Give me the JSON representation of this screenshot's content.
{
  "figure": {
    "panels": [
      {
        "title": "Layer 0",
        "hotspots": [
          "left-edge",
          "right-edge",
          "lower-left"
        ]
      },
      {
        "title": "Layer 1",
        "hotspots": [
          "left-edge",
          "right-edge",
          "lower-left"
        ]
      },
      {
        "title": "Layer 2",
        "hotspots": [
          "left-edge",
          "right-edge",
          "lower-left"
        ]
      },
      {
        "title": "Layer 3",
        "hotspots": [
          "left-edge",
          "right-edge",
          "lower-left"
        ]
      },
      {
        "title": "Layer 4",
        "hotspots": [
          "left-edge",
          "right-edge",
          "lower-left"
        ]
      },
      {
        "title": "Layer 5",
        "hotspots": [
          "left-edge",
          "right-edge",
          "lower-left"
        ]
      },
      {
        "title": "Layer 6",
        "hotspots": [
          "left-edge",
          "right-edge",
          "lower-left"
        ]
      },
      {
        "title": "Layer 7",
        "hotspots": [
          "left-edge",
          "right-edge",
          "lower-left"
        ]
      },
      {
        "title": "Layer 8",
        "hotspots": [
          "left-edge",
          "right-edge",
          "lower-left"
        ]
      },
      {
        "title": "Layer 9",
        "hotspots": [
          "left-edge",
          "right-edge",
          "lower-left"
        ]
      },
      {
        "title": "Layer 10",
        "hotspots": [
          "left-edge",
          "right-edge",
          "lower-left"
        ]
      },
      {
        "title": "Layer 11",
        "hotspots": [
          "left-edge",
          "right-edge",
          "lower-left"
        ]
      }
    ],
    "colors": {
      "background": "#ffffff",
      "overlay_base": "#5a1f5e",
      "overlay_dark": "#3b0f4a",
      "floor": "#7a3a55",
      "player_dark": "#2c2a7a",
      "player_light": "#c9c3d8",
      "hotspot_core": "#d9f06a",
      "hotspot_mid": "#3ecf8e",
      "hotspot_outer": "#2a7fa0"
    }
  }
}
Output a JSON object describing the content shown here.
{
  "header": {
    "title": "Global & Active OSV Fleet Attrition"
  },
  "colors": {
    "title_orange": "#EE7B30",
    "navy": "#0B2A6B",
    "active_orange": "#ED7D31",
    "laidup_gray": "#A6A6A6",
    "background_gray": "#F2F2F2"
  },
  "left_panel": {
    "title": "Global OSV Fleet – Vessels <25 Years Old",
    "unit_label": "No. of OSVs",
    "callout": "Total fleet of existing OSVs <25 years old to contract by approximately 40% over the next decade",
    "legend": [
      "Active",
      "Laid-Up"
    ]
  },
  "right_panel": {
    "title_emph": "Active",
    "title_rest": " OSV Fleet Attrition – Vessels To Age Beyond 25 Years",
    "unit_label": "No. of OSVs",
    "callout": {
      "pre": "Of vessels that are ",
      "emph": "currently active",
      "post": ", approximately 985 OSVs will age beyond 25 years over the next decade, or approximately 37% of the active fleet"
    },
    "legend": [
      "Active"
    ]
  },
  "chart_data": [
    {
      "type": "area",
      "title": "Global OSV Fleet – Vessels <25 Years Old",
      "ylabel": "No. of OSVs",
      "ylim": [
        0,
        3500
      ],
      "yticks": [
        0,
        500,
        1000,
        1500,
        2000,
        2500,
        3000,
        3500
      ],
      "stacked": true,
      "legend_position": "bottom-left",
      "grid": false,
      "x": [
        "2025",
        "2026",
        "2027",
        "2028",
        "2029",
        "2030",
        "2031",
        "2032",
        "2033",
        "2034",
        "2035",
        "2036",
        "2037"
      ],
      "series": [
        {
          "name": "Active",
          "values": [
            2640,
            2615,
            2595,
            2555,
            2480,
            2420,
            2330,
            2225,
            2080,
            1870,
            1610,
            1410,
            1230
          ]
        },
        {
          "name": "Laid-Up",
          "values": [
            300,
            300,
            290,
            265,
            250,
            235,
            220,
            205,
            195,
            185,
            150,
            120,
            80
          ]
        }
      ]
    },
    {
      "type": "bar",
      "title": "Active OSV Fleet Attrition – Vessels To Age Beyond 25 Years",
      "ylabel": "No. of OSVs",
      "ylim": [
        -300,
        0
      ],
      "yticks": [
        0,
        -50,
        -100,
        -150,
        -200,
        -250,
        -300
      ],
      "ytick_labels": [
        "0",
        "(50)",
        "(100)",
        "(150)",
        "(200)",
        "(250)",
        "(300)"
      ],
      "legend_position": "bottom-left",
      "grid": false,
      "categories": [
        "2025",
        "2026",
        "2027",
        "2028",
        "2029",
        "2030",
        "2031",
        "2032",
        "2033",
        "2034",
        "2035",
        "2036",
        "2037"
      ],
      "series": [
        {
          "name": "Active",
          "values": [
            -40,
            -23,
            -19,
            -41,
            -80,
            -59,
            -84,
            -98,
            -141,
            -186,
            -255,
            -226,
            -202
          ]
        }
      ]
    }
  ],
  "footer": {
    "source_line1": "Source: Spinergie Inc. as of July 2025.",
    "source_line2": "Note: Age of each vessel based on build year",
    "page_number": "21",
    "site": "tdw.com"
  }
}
========
### [Your instructions]
Write each line above out exactly.

### [Result of the exercise]
Give me the JSON representation of this screenshot's content.
{
  "figure": {
    "panels": [
      {
        "title": "Layer 0",
        "hotspots": [
          "left-edge",
          "right-edge",
          "lower-left"
        ]
      },
      {
        "title": "Layer 1",
        "hotspots": [
          "left-edge",
          "right-edge",
          "lower-left"
        ]
      },
      {
        "title": "Layer 2",
        "hotspots": [
          "left-edge",
          "right-edge",
          "lower-left"
        ]
      },
      {
        "title": "Layer 3",
        "hotspots": [
          "left-edge",
          "right-edge",
          "lower-left"
        ]
      },
      {
        "title": "Layer 4",
        "hotspots": [
          "left-edge",
          "right-edge",
          "lower-left"
        ]
      },
      {
        "title": "Layer 5",
        "hotspots": [
          "left-edge",
          "right-edge",
          "lower-left"
        ]
      },
      {
        "title": "Layer 6",
        "hotspots": [
          "left-edge",
          "right-edge",
          "lower-left"
        ]
      },
      {
        "title": "Layer 7",
        "hotspots": [
          "left-edge",
          "right-edge",
          "lower-left"
        ]
      },
      {
        "title": "Layer 8",
        "hotspots": [
          "left-edge",
          "right-edge",
          "lower-left"
        ]
      },
      {
        "title": "Layer 9",
        "hotspots": [
          "left-edge",
          "right-edge",
          "lower-left"
        ]
      },
      {
        "title": "Layer 10",
        "hotspots": [
          "left-edge",
          "right-edge",
          "lower-left"
        ]
      },
      {
        "title": "Layer 11",
        "hotspots": [
          "left-edge",
          "right-edge",
          "lower-left"
        ]
      }
    ],
    "colors": {
      "background": "#ffffff",
      "overlay_base": "#5a1f5e",
      "overlay_dark": "#3b0f4a",
      "floor": "#7a3a55",
      "player_dark": "#2c2a7a",
      "player_light": "#c9c3d8",
      "hotspot_core": "#d9f06a",
      "hotspot_mid": "#3ecf8e",
      "hotspot_outer": "#2a7fa0"
    }
  }
}
Output a JSON object describing the content shown here.
{
  "header": {
    "title": "Global & Active OSV Fleet Attrition"
  },
  "colors": {
    "title_orange": "#EE7B30",
    "navy": "#0B2A6B",
    "active_orange": "#ED7D31",
    "laidup_gray": "#A6A6A6",
    "background_gray": "#F2F2F2"
  },
  "left_panel": {
    "title": "Global OSV Fleet – Vessels <25 Years Old",
    "unit_label": "No. of OSVs",
    "callout": "Total fleet of existing OSVs <25 years old to contract by approximately 40% over the next decade",
    "legend": [
      "Active",
      "Laid-Up"
    ]
  },
  "right_panel": {
    "title_emph": "Active",
    "title_rest": " OSV Fleet Attrition – Vessels To Age Beyond 25 Years",
    "unit_label": "No. of OSVs",
    "callout": {
      "pre": "Of vessels that are ",
      "emph": "currently active",
      "post": ", approximately 985 OSVs will age beyond 25 years over the next decade, or approximately 37% of the active fleet"
    },
    "legend": [
      "Active"
    ]
  },
  "chart_data": [
    {
      "type": "area",
      "title": "Global OSV Fleet – Vessels <25 Years Old",
      "ylabel": "No. of OSVs",
      "ylim": [
        0,
        3500
      ],
      "yticks": [
        0,
        500,
        1000,
        1500,
        2000,
        2500,
        3000,
        3500
      ],
      "stacked": true,
      "legend_position": "bottom-left",
      "grid": false,
      "x": [
        "2025",
        "2026",
        "2027",
        "2028",
        "2029",
        "2030",
        "2031",
        "2032",
        "2033",
        "2034",
        "2035",
        "2036",
        "2037"
      ],
      "series": [
        {
          "name": "Active",
          "values": [
            2640,
            2615,
            2595,
            2555,
            2480,
            2420,
            2330,
            2225,
            2080,
            1870,
            1610,
            1410,
            1230
          ]
        },
        {
          "name": "Laid-Up",
          "values": [
            300,
            300,
            290,
            265,
            250,
            235,
            220,
            205,
            195,
            185,
            150,
            120,
            80
          ]
        }
      ]
    },
    {
      "type": "bar",
      "title": "Active OSV Fleet Attrition – Vessels To Age Beyond 25 Years",
      "ylabel": "No. of OSVs",
      "ylim": [
        -300,
        0
      ],
      "yticks": [
        0,
        -50,
        -100,
        -150,
        -200,
        -250,
        -300
      ],
      "ytick_labels": [
        "0",
        "(50)",
        "(100)",
        "(150)",
        "(200)",
        "(250)",
        "(300)"
      ],
      "legend_position": "bottom-left",
      "grid": false,
      "categories": [
        "2025",
        "2026",
        "2027",
        "2028",
        "2029",
        "2030",
        "2031",
        "2032",
        "2033",
        "2034",
        "2035",
        "2036",
        "2037"
      ],
      "series": [
        {
          "name": "Active",
          "values": [
            -40,
            -23,
            -19,
            -41,
            -80,
            -59,
            -84,
            -98,
            -141,
            -186,
            -255,
            -226,
            -202
          ]
        }
      ]
    }
  ],
  "footer": {
    "source_line1": "Source: Spinergie Inc. as of July 2025.",
    "source_line2": "Note: Age of each vessel based on build year",
    "page_number": "21",
    "site": "tdw.com"
  }
}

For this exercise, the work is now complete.